- [Given entries]
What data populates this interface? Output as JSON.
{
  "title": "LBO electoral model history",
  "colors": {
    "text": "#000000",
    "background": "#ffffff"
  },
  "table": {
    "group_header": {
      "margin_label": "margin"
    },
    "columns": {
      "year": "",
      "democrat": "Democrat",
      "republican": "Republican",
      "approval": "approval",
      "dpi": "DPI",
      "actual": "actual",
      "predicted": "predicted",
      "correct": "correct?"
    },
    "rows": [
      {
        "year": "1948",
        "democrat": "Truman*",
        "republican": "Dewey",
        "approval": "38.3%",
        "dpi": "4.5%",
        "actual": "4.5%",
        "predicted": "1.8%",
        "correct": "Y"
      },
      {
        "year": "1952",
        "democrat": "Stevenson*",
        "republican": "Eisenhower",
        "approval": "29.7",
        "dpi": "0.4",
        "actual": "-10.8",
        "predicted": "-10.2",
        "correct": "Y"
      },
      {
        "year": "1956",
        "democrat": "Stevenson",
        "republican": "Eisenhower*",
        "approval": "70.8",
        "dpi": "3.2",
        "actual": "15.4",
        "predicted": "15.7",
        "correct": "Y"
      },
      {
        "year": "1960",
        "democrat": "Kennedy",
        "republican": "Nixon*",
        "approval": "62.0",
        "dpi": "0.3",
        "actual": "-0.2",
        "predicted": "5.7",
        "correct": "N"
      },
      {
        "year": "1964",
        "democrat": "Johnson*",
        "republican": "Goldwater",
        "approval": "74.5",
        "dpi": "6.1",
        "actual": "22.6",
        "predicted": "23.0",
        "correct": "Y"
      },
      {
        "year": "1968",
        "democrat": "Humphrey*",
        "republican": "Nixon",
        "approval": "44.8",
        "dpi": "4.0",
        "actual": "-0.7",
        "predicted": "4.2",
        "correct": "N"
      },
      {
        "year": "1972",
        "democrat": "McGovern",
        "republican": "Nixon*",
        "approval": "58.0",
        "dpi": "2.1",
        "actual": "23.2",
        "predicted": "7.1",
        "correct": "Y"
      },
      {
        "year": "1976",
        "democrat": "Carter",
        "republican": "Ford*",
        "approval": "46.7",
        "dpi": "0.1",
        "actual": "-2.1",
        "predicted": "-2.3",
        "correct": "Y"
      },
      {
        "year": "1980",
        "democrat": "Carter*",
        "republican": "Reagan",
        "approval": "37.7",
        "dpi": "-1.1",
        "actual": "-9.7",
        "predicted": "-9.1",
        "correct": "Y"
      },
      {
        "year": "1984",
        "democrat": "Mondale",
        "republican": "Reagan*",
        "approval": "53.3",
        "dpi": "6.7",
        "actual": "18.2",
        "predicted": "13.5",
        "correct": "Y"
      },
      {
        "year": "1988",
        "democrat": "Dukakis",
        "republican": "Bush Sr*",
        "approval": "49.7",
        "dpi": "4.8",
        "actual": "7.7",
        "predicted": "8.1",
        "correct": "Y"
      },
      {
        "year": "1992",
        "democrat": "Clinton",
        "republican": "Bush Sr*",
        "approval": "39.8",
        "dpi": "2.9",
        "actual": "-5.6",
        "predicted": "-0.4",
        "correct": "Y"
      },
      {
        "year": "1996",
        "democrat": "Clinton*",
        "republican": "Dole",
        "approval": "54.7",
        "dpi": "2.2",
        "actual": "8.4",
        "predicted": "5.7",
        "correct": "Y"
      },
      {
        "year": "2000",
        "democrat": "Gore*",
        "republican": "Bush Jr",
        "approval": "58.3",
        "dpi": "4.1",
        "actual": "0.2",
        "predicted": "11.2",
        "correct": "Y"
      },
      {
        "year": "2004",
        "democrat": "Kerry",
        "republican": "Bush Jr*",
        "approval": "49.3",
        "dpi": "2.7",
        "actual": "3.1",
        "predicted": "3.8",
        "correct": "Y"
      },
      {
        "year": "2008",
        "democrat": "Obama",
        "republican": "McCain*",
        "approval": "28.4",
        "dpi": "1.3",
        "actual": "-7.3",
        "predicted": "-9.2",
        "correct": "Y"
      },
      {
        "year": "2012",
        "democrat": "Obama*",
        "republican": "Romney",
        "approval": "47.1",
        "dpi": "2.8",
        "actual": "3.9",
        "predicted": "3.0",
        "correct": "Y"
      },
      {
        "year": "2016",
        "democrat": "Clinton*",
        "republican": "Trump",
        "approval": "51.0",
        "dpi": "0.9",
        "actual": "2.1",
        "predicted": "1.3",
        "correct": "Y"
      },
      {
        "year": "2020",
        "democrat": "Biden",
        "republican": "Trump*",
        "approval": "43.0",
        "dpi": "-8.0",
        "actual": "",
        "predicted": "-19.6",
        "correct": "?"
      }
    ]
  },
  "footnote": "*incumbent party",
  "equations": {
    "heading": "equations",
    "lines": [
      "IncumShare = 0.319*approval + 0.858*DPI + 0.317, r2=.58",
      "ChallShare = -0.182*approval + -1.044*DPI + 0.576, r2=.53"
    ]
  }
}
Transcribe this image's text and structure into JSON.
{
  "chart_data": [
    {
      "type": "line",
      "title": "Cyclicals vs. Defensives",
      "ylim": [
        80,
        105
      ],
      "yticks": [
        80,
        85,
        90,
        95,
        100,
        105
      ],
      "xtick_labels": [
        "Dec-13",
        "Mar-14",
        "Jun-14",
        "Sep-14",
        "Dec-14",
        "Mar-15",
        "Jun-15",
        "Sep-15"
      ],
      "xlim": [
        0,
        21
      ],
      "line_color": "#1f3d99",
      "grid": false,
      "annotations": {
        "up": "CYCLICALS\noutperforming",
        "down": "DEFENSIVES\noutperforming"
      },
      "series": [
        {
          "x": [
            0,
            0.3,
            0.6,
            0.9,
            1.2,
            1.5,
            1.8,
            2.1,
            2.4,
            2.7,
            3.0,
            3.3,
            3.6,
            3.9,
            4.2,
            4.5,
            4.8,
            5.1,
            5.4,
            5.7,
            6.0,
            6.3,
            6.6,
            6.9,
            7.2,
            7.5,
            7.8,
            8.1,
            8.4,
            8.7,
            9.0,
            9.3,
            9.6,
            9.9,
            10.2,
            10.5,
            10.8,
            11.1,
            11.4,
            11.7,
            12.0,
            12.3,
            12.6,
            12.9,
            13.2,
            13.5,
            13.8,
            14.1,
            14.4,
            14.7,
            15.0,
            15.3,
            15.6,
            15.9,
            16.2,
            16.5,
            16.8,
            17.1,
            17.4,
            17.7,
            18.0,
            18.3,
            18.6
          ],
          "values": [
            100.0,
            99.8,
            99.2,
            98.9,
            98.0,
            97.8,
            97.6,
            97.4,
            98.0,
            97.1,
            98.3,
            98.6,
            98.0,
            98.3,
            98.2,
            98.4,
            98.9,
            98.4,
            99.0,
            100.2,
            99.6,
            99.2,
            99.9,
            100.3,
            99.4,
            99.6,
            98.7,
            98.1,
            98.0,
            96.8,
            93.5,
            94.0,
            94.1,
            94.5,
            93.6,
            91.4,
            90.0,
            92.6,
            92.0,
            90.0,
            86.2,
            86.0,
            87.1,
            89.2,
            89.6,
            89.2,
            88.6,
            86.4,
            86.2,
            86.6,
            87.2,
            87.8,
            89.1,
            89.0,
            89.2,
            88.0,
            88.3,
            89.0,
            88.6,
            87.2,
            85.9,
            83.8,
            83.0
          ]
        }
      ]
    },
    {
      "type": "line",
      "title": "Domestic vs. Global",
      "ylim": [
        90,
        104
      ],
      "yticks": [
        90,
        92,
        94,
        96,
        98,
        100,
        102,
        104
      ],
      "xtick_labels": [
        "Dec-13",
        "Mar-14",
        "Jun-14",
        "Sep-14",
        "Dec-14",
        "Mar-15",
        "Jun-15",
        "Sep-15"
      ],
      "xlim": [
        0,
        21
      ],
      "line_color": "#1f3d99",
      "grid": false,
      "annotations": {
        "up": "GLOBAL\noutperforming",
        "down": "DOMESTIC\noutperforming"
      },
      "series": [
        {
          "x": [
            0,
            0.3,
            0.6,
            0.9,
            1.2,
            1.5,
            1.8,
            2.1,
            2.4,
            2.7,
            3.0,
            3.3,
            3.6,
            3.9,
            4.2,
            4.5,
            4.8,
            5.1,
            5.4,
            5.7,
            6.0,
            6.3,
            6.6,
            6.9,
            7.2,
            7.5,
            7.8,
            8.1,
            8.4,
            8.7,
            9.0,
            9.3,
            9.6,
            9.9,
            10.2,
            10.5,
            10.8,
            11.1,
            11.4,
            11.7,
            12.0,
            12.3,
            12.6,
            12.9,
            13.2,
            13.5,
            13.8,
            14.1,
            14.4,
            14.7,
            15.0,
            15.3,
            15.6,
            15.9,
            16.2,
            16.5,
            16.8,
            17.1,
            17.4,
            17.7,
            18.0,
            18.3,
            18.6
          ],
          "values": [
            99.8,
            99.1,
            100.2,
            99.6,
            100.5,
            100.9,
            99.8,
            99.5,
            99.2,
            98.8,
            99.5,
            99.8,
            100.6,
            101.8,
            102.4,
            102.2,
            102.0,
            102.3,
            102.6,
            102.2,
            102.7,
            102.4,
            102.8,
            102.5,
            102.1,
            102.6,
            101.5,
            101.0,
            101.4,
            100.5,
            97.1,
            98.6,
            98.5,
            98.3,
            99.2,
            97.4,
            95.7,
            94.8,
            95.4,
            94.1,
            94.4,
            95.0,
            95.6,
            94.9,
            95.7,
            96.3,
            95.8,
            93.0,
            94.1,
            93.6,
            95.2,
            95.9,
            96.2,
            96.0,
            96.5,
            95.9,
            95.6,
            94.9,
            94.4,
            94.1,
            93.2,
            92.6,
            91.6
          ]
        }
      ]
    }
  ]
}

- [Exercise requirements] Scan the material above. Extract every line in which the word "this" occurs.

- [Response below]
What data populates this interface? Output as JSON.
Transcribe this image's text and structure into JSON.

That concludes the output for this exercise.